▸ **Your goal**:
Go through the material below and copy all lines with "type".

▸ **Extracted records**:
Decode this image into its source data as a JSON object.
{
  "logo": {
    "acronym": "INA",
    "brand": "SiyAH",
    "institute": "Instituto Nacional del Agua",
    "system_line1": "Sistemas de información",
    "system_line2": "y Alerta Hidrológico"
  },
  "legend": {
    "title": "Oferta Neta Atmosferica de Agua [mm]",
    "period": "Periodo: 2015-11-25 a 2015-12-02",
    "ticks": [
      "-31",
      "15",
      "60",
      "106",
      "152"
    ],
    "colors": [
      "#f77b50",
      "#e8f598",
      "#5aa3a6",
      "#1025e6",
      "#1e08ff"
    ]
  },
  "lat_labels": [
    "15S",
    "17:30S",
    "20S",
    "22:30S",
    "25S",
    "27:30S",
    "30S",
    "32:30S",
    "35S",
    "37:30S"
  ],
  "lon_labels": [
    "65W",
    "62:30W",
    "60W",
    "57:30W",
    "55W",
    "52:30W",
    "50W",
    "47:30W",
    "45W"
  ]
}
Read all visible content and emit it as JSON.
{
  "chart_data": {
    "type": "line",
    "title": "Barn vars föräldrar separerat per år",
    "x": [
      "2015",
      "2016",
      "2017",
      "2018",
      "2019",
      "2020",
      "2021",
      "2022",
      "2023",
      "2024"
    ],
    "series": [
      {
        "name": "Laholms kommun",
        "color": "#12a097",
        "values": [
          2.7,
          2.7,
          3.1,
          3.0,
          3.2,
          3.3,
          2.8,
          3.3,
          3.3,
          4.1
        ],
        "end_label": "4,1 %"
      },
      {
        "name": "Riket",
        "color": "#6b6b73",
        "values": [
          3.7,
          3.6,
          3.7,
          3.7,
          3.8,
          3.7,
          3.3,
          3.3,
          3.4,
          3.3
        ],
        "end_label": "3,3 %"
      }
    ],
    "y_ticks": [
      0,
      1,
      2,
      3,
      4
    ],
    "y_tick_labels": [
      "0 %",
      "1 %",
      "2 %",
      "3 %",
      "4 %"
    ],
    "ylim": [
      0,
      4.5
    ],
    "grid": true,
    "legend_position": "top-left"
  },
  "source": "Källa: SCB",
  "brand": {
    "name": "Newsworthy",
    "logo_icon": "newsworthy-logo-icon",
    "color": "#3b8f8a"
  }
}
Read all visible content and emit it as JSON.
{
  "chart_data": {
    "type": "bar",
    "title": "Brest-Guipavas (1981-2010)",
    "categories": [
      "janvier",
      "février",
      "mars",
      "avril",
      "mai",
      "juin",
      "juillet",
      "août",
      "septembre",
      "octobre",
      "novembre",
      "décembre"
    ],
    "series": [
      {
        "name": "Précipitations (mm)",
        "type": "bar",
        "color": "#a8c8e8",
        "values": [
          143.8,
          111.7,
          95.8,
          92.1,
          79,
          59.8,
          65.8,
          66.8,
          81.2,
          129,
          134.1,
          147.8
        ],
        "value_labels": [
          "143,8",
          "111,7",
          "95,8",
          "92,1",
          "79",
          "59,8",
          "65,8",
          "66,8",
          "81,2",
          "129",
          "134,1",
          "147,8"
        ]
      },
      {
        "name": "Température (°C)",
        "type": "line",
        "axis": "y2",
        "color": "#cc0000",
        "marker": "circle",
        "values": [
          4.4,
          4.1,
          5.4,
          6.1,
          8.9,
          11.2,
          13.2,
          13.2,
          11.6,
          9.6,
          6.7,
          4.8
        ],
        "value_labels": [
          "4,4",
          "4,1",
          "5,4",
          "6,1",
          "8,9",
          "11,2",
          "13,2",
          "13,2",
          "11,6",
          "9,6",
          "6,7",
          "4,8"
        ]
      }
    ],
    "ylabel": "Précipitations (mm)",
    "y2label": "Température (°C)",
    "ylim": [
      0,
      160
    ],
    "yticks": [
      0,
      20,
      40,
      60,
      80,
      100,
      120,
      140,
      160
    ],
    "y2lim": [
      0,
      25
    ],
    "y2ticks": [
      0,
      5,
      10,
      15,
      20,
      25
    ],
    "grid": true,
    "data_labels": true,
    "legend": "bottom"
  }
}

▸ **Exercise solution**:
    "type": "line",
    "type": "bar",
        "type": "bar",
        "type": "line",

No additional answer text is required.